Texte source ->
Tandis que Jérôme aimait à combiner les différentes traductions et citations d’un verset pour mettre en évidence ce qu’il tenait pour une unité spirituelle, Richard Simon se souciait de savoir quels versets, parmi le foisonnement de variantes qui les affectent rarement en profondeur, composaient le texte original de la Bible. Si la science moderne naissante reprend et prolonge l’epistêmê antique à travers notamment ses fameuses Bibles polyglottes, elle a en outre le désir et les moyens de s’intéresser aux différents manuscrits d’une même version. Par ailleurs, le rapport entre l’un et le multiple y est conçu de manière sensiblement différente : dans la numération comme en d’autres matières, nous rappelle Jacques Chopineau, l’unité est en général employée comme une totalité dans la pensée antique (on compte à partir de deux), comme une individualité dans la pensée modernexvi. Faut-il s’étonner, dès lors, que Jérôme tente de réunir les versions là où Simon cherche à réduire leur multiplicité à une seule version originale ?

Dans cette recherche de l’original, Simon se tourne bien entendu vers la Bible hébraïque et, comme Jérôme, suggère que la Septante, traduction juive conservée par les premiers chrétiens, oblitère malheureusement la christologie. 

Selon lui, c’est là l’origine de l’idée que les juifs auraient corrompu le texte et plus particulièrement falsifié les prophéties, afin de nier la messianité de Jésus : ce reproche n’aurait pas été inspiré par la Bible hébraïque, mais bien par la Septante, longtemps seule version connue de nombreux auteurs chrétiensxvii. Pour autant, la version hébraïque n’échappe pas à l’errance de toute tradition écrite d’avant l’imprimerie, et pour cause ! d’une part ses manuscrits les plus anciens ne nous sont pas parvenus. D’autre part, ceux qui nous sont parvenus par la voie canonique présentent des variantes et, surtout, les mots sont vocalisés.

Tâches et exercices ->
A. Dressez la liste de toutes les personnes nommées dans le texte sur les versions de la Bible.
B. Restituez mot pour mot le passage du texte sur les versions de la Bible qui commence par "Dans cette recherche" et se poursuit jusqu'à "mots sont vocalisés.".

Données enregistrées ->
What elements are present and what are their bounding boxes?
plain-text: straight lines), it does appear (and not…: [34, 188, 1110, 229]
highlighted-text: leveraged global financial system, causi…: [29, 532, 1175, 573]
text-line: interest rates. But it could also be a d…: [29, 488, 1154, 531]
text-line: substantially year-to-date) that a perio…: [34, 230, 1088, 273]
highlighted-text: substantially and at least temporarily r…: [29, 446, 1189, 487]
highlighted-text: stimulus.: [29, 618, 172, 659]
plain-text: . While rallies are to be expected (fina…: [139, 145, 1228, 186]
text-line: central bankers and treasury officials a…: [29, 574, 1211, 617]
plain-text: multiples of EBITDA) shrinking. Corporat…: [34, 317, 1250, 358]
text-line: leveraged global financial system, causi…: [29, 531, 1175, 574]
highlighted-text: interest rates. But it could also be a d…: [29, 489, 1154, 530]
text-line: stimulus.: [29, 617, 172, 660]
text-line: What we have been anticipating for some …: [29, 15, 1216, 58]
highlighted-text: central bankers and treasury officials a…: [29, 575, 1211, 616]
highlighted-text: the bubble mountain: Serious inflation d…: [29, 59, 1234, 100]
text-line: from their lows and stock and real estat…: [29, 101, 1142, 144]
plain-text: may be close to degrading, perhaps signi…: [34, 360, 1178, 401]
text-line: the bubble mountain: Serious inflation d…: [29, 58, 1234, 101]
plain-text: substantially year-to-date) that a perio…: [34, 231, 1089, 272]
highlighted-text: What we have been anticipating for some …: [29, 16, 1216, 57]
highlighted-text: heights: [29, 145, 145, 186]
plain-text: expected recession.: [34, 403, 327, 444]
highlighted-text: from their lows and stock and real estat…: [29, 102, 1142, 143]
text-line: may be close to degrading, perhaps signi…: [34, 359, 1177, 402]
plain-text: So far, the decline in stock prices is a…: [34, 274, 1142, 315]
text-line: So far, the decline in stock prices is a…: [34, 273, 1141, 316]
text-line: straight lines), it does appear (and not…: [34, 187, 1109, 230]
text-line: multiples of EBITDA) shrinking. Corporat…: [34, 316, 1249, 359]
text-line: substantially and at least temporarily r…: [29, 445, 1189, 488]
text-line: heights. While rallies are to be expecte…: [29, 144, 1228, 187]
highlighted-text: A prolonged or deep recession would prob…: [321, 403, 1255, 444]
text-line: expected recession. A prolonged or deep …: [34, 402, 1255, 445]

Réponses rédigées ->
A. Jérôme, Richard Simon, Jacques Chopineau, Jésus

B.
Dans cette recherche de l’original, Simon se tourne bien entendu vers la Bible hébraïque et, comme Jérôme, suggère que la Septante, traduction juive conservée par les premiers chrétiens, oblitère malheureusement la christologie. 

Selon lui, c’est là l’origine de l’idée que les juifs auraient corrompu le texte et plus particulièrement falsifié les prophéties, afin de nier la messianité de Jésus : ce reproche n’aurait pas été inspiré par la Bible hébraïque, mais bien par la Septante, longtemps seule version connue de nombreux auteurs chrétiensxvii. Pour autant, la version hébraïque n’échappe pas à l’errance de toute tradition écrite d’avant l’imprimerie, et pour cause ! d’une part ses manuscrits les plus anciens ne nous sont pas parvenus. D’autre part, ceux qui nous sont parvenus par la voie canonique présentent des variantes et, surtout, les mots sont vocalisés.